Set problem -
Would you extract the whole listing below and retype it exactly?

Data records -
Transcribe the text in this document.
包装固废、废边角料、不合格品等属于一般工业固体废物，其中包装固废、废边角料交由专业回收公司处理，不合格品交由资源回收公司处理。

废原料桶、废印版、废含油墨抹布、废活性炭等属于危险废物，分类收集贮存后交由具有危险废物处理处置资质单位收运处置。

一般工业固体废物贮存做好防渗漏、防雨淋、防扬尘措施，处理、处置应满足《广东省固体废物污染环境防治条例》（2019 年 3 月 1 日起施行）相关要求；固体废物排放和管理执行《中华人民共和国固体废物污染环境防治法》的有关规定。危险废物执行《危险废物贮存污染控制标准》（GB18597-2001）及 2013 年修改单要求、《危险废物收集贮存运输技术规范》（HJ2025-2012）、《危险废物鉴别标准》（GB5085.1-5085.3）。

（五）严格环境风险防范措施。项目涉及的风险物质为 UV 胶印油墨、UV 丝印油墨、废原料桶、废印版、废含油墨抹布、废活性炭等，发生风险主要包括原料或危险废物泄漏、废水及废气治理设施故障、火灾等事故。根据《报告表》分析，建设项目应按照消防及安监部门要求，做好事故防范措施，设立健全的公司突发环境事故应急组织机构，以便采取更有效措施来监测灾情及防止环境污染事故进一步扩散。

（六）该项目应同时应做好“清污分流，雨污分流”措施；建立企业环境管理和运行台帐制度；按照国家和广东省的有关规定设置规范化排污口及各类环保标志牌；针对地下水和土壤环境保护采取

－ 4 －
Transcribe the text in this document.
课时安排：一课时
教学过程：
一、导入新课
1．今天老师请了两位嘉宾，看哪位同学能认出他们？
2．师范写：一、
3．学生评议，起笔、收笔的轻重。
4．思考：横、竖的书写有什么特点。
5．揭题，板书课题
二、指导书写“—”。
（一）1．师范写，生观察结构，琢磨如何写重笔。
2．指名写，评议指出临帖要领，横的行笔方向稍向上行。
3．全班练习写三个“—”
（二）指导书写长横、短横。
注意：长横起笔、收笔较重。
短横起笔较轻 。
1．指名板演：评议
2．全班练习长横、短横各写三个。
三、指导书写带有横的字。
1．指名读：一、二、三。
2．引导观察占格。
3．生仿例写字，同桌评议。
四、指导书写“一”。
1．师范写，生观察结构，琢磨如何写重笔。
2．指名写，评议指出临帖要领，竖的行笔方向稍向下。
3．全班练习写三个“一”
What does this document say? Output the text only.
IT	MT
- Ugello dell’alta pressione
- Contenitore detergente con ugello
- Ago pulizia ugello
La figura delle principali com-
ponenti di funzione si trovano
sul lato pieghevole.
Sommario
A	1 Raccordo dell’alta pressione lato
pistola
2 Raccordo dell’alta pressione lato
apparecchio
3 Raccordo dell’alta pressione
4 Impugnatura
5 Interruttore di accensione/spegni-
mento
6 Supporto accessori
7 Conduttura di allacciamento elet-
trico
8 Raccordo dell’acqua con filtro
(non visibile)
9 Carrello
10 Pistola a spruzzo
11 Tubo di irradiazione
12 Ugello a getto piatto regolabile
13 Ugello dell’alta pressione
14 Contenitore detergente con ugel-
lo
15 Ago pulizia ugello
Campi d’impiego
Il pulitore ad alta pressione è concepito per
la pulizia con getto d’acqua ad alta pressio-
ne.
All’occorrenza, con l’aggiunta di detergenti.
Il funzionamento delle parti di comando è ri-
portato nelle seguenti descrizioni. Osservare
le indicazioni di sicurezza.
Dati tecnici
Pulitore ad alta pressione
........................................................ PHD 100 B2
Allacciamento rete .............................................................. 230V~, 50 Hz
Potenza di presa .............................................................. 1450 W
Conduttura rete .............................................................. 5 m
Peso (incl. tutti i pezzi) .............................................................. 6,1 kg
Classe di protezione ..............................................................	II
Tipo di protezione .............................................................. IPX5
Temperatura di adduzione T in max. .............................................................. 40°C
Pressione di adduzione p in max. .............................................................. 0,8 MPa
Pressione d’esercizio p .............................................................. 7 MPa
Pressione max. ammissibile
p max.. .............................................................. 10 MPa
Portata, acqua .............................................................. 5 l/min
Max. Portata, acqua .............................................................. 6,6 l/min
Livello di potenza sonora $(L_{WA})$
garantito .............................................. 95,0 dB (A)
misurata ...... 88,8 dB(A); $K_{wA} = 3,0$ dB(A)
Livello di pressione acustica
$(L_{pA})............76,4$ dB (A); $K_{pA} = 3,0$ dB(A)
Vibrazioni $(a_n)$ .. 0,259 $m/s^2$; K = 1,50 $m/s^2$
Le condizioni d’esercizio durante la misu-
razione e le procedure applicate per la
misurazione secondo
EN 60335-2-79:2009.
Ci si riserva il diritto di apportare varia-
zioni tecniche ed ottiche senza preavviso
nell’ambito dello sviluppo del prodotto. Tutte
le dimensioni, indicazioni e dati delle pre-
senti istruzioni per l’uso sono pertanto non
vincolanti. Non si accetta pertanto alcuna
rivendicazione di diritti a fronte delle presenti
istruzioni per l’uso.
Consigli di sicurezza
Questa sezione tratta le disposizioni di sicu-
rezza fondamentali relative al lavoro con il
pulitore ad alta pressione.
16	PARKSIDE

Answer to this problem -
Transcribe the text in this document.
包装固废、废边角料、不合格品等属于一般工业固体废物，其中包装固废、废边角料交由专业回收公司处理，不合格品交由资源回收公司处理。

废原料桶、废印版、废含油墨抹布、废活性炭等属于危险废物，分类收集贮存后交由具有危险废物处理处置资质单位收运处置。

一般工业固体废物贮存做好防渗漏、防雨淋、防扬尘措施，处理、处置应满足《广东省固体废物污染环境防治条例》（2019 年 3 月 1 日起施行）相关要求；固体废物排放和管理执行《中华人民共和国固体废物污染环境防治法》的有关规定。危险废物执行《危险废物贮存污染控制标准》（GB18597-2001）及 2013 年修改单要求、《危险废物收集贮存运输技术规范》（HJ2025-2012）、《危险废物鉴别标准》（GB5085.1-5085.3）。

（五）严格环境风险防范措施。项目涉及的风险物质为 UV 胶印油墨、UV 丝印油墨、废原料桶、废印版、废含油墨抹布、废活性炭等，发生风险主要包括原料或危险废物泄漏、废水及废气治理设施故障、火灾等事故。根据《报告表》分析，建设项目应按照消防及安监部门要求，做好事故防范措施，设立健全的公司突发环境事故应急组织机构，以便采取更有效措施来监测灾情及防止环境污染事故进一步扩散。

（六）该项目应同时应做好“清污分流，雨污分流”措施；建立企业环境管理和运行台帐制度；按照国家和广东省的有关规定设置规范化排污口及各类环保标志牌；针对地下水和土壤环境保护采取

－ 4 －
Transcribe the text in this document.
课时安排：一课时
教学过程：
一、导入新课
1．今天老师请了两位嘉宾，看哪位同学能认出他们？
2．师范写：一、
3．学生评议，起笔、收笔的轻重。
4．思考：横、竖的书写有什么特点。
5．揭题，板书课题
二、指导书写“—”。
（一）1．师范写，生观察结构，琢磨如何写重笔。
2．指名写，评议指出临帖要领，横的行笔方向稍向上行。
3．全班练习写三个“—”
（二）指导书写长横、短横。
注意：长横起笔、收笔较重。
短横起笔较轻 。
1．指名板演：评议
2．全班练习长横、短横各写三个。
三、指导书写带有横的字。
1．指名读：一、二、三。
2．引导观察占格。
3．生仿例写字，同桌评议。
四、指导书写“一”。
1．师范写，生观察结构，琢磨如何写重笔。
2．指名写，评议指出临帖要领，竖的行笔方向稍向下。
3．全班练习写三个“一”
What does this document say? Output the text only.
IT	MT
- Ugello dell’alta pressione
- Contenitore detergente con ugello
- Ago pulizia ugello
La figura delle principali com-
ponenti di funzione si trovano
sul lato pieghevole.
Sommario
A	1 Raccordo dell’alta pressione lato
pistola
2 Raccordo dell’alta pressione lato
apparecchio
3 Raccordo dell’alta pressione
4 Impugnatura
5 Interruttore di accensione/spegni-
mento
6 Supporto accessori
7 Conduttura di allacciamento elet-
trico
8 Raccordo dell’acqua con filtro
(non visibile)
9 Carrello
10 Pistola a spruzzo
11 Tubo di irradiazione
12 Ugello a getto piatto regolabile
13 Ugello dell’alta pressione
14 Contenitore detergente con ugel-
lo
15 Ago pulizia ugello
Campi d’impiego
Il pulitore ad alta pressione è concepito per
la pulizia con getto d’acqua ad alta pressio-
ne.
All’occorrenza, con l’aggiunta di detergenti.
Il funzionamento delle parti di comando è ri-
portato nelle seguenti descrizioni. Osservare
le indicazioni di sicurezza.
Dati tecnici
Pulitore ad alta pressione
........................................................ PHD 100 B2
Allacciamento rete .............................................................. 230V~, 50 Hz
Potenza di presa .............................................................. 1450 W
Conduttura rete .............................................................. 5 m
Peso (incl. tutti i pezzi) .............................................................. 6,1 kg
Classe di protezione ..............................................................	II
Tipo di protezione .............................................................. IPX5
Temperatura di adduzione T in max. .............................................................. 40°C
Pressione di adduzione p in max. .............................................................. 0,8 MPa
Pressione d’esercizio p .............................................................. 7 MPa
Pressione max. ammissibile
p max.. .............................................................. 10 MPa
Portata, acqua .............................................................. 5 l/min
Max. Portata, acqua .............................................................. 6,6 l/min
Livello di potenza sonora $(L_{WA})$
garantito .............................................. 95,0 dB (A)
misurata ...... 88,8 dB(A); $K_{wA} = 3,0$ dB(A)
Livello di pressione acustica
$(L_{pA})............76,4$ dB (A); $K_{pA} = 3,0$ dB(A)
Vibrazioni $(a_n)$ .. 0,259 $m/s^2$; K = 1,50 $m/s^2$
Le condizioni d’esercizio durante la misu-
razione e le procedure applicate per la
misurazione secondo
EN 60335-2-79:2009.
Ci si riserva il diritto di apportare varia-
zioni tecniche ed ottiche senza preavviso
nell’ambito dello sviluppo del prodotto. Tutte
le dimensioni, indicazioni e dati delle pre-
senti istruzioni per l’uso sono pertanto non
vincolanti. Non si accetta pertanto alcuna
rivendicazione di diritti a fronte delle presenti
istruzioni per l’uso.
Consigli di sicurezza
Questa sezione tratta le disposizioni di sicu-
rezza fondamentali relative al lavoro con il
pulitore ad alta pressione.
16	PARKSIDE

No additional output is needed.